Exercise objective
Retype every row below verbatim, with each character and line break kept unchanged.

Item position entries
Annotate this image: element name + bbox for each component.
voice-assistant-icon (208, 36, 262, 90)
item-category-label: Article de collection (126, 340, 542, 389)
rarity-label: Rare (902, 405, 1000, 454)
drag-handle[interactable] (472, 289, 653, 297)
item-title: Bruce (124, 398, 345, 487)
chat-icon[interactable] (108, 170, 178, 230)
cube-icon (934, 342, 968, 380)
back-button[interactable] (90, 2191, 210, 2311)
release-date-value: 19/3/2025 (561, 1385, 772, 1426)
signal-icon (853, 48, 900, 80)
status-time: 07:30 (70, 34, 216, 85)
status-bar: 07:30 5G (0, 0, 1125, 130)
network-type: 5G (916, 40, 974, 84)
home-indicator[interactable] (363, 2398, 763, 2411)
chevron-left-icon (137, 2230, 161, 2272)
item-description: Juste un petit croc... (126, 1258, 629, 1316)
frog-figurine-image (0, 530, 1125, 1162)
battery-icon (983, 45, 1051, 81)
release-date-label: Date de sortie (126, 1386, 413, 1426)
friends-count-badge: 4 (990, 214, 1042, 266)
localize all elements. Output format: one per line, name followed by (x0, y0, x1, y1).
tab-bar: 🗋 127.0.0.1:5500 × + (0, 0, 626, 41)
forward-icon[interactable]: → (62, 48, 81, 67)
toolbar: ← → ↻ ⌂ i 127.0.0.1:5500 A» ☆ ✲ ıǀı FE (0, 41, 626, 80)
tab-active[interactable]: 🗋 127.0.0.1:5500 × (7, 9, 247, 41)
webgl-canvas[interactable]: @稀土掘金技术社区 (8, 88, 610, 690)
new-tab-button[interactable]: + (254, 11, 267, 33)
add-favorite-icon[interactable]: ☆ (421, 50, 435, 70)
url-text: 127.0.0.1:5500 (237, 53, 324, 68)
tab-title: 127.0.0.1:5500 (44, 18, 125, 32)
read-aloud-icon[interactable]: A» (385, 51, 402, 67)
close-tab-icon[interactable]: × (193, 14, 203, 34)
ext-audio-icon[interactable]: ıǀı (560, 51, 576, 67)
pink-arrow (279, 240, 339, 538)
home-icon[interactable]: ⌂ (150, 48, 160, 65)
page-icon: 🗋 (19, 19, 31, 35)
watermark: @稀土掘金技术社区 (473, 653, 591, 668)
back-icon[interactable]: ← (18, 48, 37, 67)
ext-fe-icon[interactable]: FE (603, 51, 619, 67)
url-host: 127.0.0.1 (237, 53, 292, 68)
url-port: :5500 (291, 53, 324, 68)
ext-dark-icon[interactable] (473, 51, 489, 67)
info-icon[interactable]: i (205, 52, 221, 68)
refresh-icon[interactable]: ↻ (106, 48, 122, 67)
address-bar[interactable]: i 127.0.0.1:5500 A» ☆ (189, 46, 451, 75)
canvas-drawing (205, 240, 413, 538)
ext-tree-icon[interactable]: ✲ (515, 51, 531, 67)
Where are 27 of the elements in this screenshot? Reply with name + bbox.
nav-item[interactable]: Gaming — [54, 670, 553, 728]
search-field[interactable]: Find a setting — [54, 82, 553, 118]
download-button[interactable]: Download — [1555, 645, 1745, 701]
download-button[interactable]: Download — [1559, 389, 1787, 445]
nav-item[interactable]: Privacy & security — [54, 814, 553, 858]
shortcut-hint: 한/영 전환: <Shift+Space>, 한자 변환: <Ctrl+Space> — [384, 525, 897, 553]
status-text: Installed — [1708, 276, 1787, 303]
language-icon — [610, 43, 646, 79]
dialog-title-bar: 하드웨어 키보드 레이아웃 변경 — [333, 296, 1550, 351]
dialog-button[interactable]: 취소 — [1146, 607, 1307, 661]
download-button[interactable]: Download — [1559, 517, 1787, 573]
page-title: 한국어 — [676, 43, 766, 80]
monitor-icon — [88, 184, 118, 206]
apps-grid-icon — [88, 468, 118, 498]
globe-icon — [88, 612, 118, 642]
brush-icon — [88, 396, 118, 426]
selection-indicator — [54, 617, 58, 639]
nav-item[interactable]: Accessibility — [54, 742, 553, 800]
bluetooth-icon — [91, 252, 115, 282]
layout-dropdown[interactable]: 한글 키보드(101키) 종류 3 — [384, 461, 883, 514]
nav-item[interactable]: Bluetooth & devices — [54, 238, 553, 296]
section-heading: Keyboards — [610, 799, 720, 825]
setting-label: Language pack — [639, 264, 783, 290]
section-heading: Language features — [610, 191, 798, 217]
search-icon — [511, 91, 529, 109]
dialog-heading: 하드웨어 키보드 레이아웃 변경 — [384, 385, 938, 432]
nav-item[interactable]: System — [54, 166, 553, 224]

Reply to the exercise
Annotate this image: element name + bbox for each component.
voice-assistant-icon (208, 36, 262, 90)
item-category-label: Article de collection (126, 340, 542, 389)
rarity-label: Rare (902, 405, 1000, 454)
drag-handle[interactable] (472, 289, 653, 297)
item-title: Bruce (124, 398, 345, 487)
chat-icon[interactable] (108, 170, 178, 230)
cube-icon (934, 342, 968, 380)
back-button[interactable] (90, 2191, 210, 2311)
release-date-value: 19/3/2025 (561, 1385, 772, 1426)
signal-icon (853, 48, 900, 80)
status-time: 07:30 (70, 34, 216, 85)
status-bar: 07:30 5G (0, 0, 1125, 130)
network-type: 5G (916, 40, 974, 84)
home-indicator[interactable] (363, 2398, 763, 2411)
chevron-left-icon (137, 2230, 161, 2272)
item-description: Juste un petit croc... (126, 1258, 629, 1316)
frog-figurine-image (0, 530, 1125, 1162)
battery-icon (983, 45, 1051, 81)
release-date-label: Date de sortie (126, 1386, 413, 1426)
friends-count-badge: 4 (990, 214, 1042, 266)
localize all elements. Output format: one per line, name followed by (x0, y0, x1, y1).
tab-bar: 🗋 127.0.0.1:5500 × + (0, 0, 626, 41)
forward-icon[interactable]: → (62, 48, 81, 67)
toolbar: ← → ↻ ⌂ i 127.0.0.1:5500 A» ☆ ✲ ıǀı FE (0, 41, 626, 80)
tab-active[interactable]: 🗋 127.0.0.1:5500 × (7, 9, 247, 41)
webgl-canvas[interactable]: @稀土掘金技术社区 (8, 88, 610, 690)
new-tab-button[interactable]: + (254, 11, 267, 33)
add-favorite-icon[interactable]: ☆ (421, 50, 435, 70)
url-text: 127.0.0.1:5500 (237, 53, 324, 68)
tab-title: 127.0.0.1:5500 (44, 18, 125, 32)
read-aloud-icon[interactable]: A» (385, 51, 402, 67)
close-tab-icon[interactable]: × (193, 14, 203, 34)
ext-audio-icon[interactable]: ıǀı (560, 51, 576, 67)
pink-arrow (279, 240, 339, 538)
home-icon[interactable]: ⌂ (150, 48, 160, 65)
page-icon: 🗋 (19, 19, 31, 35)
watermark: @稀土掘金技术社区 (473, 653, 591, 668)
back-icon[interactable]: ← (18, 48, 37, 67)
ext-fe-icon[interactable]: FE (603, 51, 619, 67)
url-host: 127.0.0.1 (237, 53, 292, 68)
url-port: :5500 (291, 53, 324, 68)
ext-dark-icon[interactable] (473, 51, 489, 67)
info-icon[interactable]: i (205, 52, 221, 68)
refresh-icon[interactable]: ↻ (106, 48, 122, 67)
address-bar[interactable]: i 127.0.0.1:5500 A» ☆ (189, 46, 451, 75)
canvas-drawing (205, 240, 413, 538)
ext-tree-icon[interactable]: ✲ (515, 51, 531, 67)
Where are 27 of the elements in this screenshot? Reply with name + bbox.
nav-item[interactable]: Gaming — [54, 670, 553, 728]
search-field[interactable]: Find a setting — [54, 82, 553, 118]
download-button[interactable]: Download — [1555, 645, 1745, 701]
download-button[interactable]: Download — [1559, 389, 1787, 445]
nav-item[interactable]: Privacy & security — [54, 814, 553, 858]
shortcut-hint: 한/영 전환: <Shift+Space>, 한자 변환: <Ctrl+Space> — [384, 525, 897, 553]
status-text: Installed — [1708, 276, 1787, 303]
language-icon — [610, 43, 646, 79]
dialog-title-bar: 하드웨어 키보드 레이아웃 변경 — [333, 296, 1550, 351]
dialog-button[interactable]: 취소 — [1146, 607, 1307, 661]
download-button[interactable]: Download — [1559, 517, 1787, 573]
page-title: 한국어 — [676, 43, 766, 80]
monitor-icon — [88, 184, 118, 206]
apps-grid-icon — [88, 468, 118, 498]
globe-icon — [88, 612, 118, 642]
brush-icon — [88, 396, 118, 426]
selection-indicator — [54, 617, 58, 639]
nav-item[interactable]: Accessibility — [54, 742, 553, 800]
bluetooth-icon — [91, 252, 115, 282]
layout-dropdown[interactable]: 한글 키보드(101키) 종류 3 — [384, 461, 883, 514]
nav-item[interactable]: Bluetooth & devices — [54, 238, 553, 296]
section-heading: Keyboards — [610, 799, 720, 825]
setting-label: Language pack — [639, 264, 783, 290]
section-heading: Language features — [610, 191, 798, 217]
search-icon — [511, 91, 529, 109]
dialog-heading: 하드웨어 키보드 레이아웃 변경 — [384, 385, 938, 432]
nav-item[interactable]: System — [54, 166, 553, 224]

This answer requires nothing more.